Problem to work on: For the word "size", return each line of the data in which it occurs.

::::::::::

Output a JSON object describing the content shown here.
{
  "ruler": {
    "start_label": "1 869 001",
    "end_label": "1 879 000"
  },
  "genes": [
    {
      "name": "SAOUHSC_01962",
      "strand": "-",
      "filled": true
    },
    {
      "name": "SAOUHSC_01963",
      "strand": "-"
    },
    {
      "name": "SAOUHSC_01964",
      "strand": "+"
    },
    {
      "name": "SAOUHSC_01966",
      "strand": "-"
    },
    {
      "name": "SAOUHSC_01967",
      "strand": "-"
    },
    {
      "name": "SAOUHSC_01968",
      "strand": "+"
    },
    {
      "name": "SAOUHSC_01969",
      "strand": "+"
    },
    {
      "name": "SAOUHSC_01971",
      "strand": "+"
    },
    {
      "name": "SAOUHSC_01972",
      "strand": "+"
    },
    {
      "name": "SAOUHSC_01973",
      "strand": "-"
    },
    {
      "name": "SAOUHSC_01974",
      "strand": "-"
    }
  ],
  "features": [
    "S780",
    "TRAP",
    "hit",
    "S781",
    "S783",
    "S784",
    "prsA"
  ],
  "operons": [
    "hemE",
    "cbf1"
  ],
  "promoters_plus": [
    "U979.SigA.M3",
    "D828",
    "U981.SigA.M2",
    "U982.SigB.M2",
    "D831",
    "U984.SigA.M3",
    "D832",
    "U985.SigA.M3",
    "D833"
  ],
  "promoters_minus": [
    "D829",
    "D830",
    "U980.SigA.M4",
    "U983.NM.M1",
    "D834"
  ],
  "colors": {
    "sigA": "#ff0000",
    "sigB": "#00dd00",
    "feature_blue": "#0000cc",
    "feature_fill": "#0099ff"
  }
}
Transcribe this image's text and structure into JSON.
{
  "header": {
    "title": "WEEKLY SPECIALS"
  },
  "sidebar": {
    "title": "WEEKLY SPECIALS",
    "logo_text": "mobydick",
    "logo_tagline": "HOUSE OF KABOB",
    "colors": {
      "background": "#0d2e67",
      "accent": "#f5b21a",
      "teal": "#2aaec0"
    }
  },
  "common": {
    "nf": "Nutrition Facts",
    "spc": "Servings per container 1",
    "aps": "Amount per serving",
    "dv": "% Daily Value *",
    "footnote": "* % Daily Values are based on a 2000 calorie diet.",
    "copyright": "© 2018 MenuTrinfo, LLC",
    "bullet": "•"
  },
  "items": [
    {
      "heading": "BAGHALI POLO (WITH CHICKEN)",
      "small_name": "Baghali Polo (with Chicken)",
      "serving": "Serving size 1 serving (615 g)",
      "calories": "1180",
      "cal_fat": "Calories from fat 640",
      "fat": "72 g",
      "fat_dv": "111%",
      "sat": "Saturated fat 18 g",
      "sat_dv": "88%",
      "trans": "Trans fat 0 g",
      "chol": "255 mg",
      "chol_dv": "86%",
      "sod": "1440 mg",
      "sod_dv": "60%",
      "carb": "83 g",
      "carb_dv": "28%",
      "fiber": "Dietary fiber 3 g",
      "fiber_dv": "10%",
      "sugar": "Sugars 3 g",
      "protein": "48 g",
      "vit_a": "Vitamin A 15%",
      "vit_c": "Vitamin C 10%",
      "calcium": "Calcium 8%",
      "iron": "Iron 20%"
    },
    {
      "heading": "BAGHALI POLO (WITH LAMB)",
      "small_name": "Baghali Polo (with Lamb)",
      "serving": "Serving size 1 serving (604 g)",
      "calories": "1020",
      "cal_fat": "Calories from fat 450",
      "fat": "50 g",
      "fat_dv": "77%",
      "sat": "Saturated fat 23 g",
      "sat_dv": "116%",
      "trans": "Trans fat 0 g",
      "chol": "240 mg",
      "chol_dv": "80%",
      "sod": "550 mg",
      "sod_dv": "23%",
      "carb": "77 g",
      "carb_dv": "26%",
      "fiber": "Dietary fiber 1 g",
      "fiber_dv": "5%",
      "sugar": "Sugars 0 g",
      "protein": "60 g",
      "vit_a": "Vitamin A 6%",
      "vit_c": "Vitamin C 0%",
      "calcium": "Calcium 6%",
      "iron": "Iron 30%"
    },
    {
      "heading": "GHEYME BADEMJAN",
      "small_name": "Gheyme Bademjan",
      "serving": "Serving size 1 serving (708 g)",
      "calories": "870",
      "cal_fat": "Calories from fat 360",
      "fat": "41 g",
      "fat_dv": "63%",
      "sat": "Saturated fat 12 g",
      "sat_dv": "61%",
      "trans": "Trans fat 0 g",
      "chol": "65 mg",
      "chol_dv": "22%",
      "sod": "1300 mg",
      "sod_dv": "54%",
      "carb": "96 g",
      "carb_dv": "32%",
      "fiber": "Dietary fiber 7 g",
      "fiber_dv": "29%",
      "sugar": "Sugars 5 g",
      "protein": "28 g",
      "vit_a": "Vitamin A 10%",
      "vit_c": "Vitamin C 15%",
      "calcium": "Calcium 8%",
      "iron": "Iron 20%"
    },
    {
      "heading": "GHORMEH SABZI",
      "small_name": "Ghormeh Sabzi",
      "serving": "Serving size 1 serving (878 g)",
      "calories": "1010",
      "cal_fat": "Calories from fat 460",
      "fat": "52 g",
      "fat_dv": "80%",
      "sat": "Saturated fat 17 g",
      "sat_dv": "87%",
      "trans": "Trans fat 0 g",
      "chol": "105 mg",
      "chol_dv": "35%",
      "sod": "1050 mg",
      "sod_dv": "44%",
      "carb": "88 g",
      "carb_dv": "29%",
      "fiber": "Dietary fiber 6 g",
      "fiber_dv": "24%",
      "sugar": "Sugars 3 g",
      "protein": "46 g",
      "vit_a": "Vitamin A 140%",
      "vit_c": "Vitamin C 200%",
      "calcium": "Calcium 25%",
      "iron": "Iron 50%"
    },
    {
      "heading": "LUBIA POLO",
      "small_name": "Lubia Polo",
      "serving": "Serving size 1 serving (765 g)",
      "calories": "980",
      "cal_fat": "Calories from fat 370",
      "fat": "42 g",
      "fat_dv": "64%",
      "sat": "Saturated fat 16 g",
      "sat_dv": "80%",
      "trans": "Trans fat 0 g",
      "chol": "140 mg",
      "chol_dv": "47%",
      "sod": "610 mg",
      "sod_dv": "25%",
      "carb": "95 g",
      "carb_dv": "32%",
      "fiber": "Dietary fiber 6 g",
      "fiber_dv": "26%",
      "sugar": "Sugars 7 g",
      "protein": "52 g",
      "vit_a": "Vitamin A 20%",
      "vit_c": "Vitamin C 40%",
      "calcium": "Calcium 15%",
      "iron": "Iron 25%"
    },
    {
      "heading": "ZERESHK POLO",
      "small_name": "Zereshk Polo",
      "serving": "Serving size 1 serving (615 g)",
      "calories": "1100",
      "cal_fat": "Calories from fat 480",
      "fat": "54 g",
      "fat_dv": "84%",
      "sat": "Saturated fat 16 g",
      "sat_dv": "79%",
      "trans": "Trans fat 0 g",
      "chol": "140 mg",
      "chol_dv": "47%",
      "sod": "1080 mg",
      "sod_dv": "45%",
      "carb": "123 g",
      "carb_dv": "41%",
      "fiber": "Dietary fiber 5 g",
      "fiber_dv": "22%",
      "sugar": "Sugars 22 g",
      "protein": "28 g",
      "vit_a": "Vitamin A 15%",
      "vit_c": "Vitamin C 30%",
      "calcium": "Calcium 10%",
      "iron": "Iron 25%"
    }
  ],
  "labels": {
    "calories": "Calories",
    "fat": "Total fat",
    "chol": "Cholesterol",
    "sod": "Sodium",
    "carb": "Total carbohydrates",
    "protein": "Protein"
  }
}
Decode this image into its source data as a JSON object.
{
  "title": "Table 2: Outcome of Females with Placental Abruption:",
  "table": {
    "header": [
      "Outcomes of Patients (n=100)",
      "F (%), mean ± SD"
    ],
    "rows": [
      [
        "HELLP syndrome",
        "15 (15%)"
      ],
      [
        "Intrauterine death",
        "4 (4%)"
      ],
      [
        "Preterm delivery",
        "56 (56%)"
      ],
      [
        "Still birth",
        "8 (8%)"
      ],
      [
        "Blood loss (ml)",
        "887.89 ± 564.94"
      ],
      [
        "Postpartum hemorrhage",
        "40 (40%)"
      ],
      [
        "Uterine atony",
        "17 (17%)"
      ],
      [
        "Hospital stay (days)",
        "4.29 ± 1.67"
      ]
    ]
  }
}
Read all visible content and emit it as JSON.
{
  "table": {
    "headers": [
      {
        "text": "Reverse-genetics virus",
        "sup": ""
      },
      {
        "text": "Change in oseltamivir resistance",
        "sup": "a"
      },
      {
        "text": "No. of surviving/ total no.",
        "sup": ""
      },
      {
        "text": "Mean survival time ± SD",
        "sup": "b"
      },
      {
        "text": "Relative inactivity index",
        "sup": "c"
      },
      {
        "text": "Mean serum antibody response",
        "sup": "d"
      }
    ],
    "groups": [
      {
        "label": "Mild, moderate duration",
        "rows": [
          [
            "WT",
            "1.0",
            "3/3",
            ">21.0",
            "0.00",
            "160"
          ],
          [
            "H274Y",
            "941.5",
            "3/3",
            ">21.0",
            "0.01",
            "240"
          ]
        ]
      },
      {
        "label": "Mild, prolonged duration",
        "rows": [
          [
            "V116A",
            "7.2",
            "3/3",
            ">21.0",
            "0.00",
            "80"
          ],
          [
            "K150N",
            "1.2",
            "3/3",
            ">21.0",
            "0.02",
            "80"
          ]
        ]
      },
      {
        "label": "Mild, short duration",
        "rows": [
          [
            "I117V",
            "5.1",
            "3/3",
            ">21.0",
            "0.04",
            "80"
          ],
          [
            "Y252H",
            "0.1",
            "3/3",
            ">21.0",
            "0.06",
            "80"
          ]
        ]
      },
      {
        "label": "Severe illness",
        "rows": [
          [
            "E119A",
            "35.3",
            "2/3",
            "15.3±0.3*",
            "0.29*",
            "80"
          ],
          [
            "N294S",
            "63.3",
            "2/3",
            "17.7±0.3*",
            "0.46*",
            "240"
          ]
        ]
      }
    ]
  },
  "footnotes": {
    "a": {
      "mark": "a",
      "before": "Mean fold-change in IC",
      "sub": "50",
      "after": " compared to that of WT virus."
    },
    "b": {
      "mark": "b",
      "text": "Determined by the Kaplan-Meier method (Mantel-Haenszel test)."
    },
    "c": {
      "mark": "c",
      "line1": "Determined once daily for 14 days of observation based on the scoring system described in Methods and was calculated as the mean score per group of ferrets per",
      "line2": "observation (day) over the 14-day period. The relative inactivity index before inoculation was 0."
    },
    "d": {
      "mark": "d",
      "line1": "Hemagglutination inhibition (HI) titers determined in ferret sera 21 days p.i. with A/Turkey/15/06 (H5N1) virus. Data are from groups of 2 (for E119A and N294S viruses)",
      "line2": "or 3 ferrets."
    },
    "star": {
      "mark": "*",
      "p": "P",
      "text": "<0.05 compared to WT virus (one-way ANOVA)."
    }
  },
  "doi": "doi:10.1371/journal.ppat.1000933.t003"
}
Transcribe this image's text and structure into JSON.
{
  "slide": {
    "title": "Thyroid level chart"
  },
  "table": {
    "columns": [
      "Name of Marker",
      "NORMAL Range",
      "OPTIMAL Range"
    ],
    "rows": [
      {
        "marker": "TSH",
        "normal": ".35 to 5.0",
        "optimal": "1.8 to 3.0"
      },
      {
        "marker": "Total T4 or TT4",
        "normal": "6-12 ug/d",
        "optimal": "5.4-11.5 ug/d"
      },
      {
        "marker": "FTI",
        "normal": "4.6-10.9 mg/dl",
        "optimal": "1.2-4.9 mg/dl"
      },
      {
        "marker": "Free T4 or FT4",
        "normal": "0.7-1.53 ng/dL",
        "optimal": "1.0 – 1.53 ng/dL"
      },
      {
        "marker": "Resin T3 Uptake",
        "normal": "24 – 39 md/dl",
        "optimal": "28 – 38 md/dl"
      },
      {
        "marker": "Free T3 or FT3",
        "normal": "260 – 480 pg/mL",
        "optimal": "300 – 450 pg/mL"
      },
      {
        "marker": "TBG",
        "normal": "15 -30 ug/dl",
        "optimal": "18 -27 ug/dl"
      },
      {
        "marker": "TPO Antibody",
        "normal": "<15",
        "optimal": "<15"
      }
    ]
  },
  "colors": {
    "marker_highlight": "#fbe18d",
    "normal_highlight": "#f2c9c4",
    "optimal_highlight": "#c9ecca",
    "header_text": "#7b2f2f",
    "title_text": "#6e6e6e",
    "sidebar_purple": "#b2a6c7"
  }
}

::::::::::

Your response:
      "serving": "Serving size 1 serving (615 g)",
      "serving": "Serving size 1 serving (604 g)",
      "serving": "Serving size 1 serving (708 g)",
      "serving": "Serving size 1 serving (878 g)",
      "serving": "Serving size 1 serving (765 g)",
      "serving": "Serving size 1 serving (615 g)",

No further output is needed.